§ **Task to complete**: Extract the records below word for word and ignore the images.

§ **Raw records**:
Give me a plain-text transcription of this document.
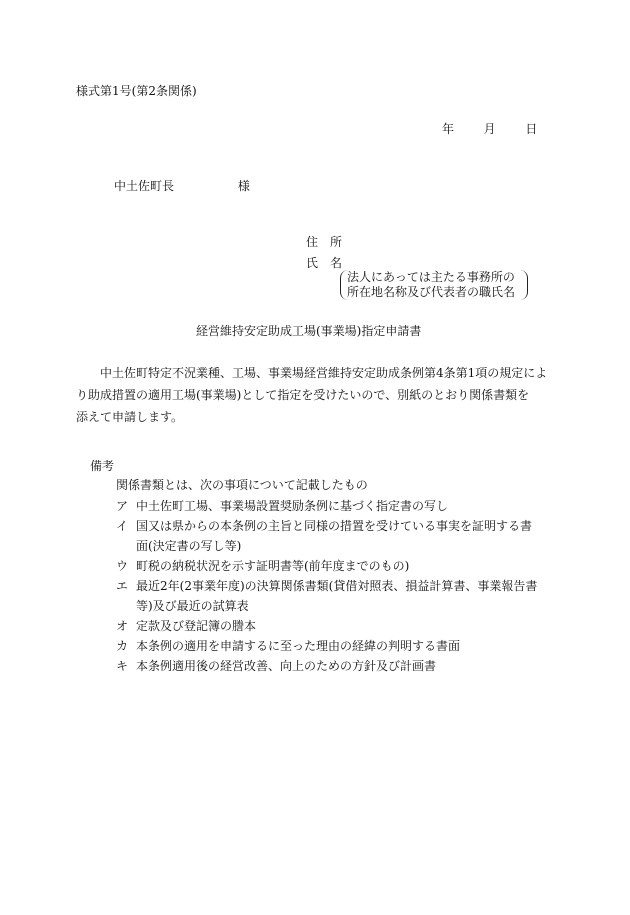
様式第1号(第2条関係)
年 月 日
中土佐町長	様
住 所
氏 名
法人にあっては主たる事務所の
所在地名称及び代表者の職氏名
経営維持安定助成工場(事業場)指定申請書
中土佐町特定不況業種、工場、事業場経営維持安定助成条例第4条第1項の規定によ
り助成措置の適用工場(事業場)として指定を受けたいので、別紙のとおり関係書類を
添えて申請します。
備考
関係書類とは、次の事項について記載したもの
ア 中土佐町工場、事業場設置奨励条例に基づく指定書の写し
イ 国又は県からの本条例の主旨と同様の措置を受けている事実を証明する書
面(決定書の写し等)
ウ 町税の納税状況を示す証明書等(前年度までのもの)
エ 最近2年(2事業年度)の決算関係書類(貸借対照表、損益計算書、事業報告書
等)及び最近の試算表
オ 定款及び登記簿の謄本
カ 本条例の適用を申請するに至った理由の経緯の判明する書面
キ 本条例適用後の経営改善、向上のための方針及び計画書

§ **Written response**:
Give me a plain-text transcription of this document.
様式第1号(第2条関係)
年 月 日
中土佐町長	様
住 所
氏 名
法人にあっては主たる事務所の
所在地名称及び代表者の職氏名
経営維持安定助成工場(事業場)指定申請書
中土佐町特定不況業種、工場、事業場経営維持安定助成条例第4条第1項の規定によ
り助成措置の適用工場(事業場)として指定を受けたいので、別紙のとおり関係書類を
添えて申請します。
備考
関係書類とは、次の事項について記載したもの
ア 中土佐町工場、事業場設置奨励条例に基づく指定書の写し
イ 国又は県からの本条例の主旨と同様の措置を受けている事実を証明する書
面(決定書の写し等)
ウ 町税の納税状況を示す証明書等(前年度までのもの)
エ 最近2年(2事業年度)の決算関係書類(貸借対照表、損益計算書、事業報告書
等)及び最近の試算表
オ 定款及び登記簿の謄本
カ 本条例の適用を申請するに至った理由の経緯の判明する書面
キ 本条例適用後の経営改善、向上のための方針及び計画書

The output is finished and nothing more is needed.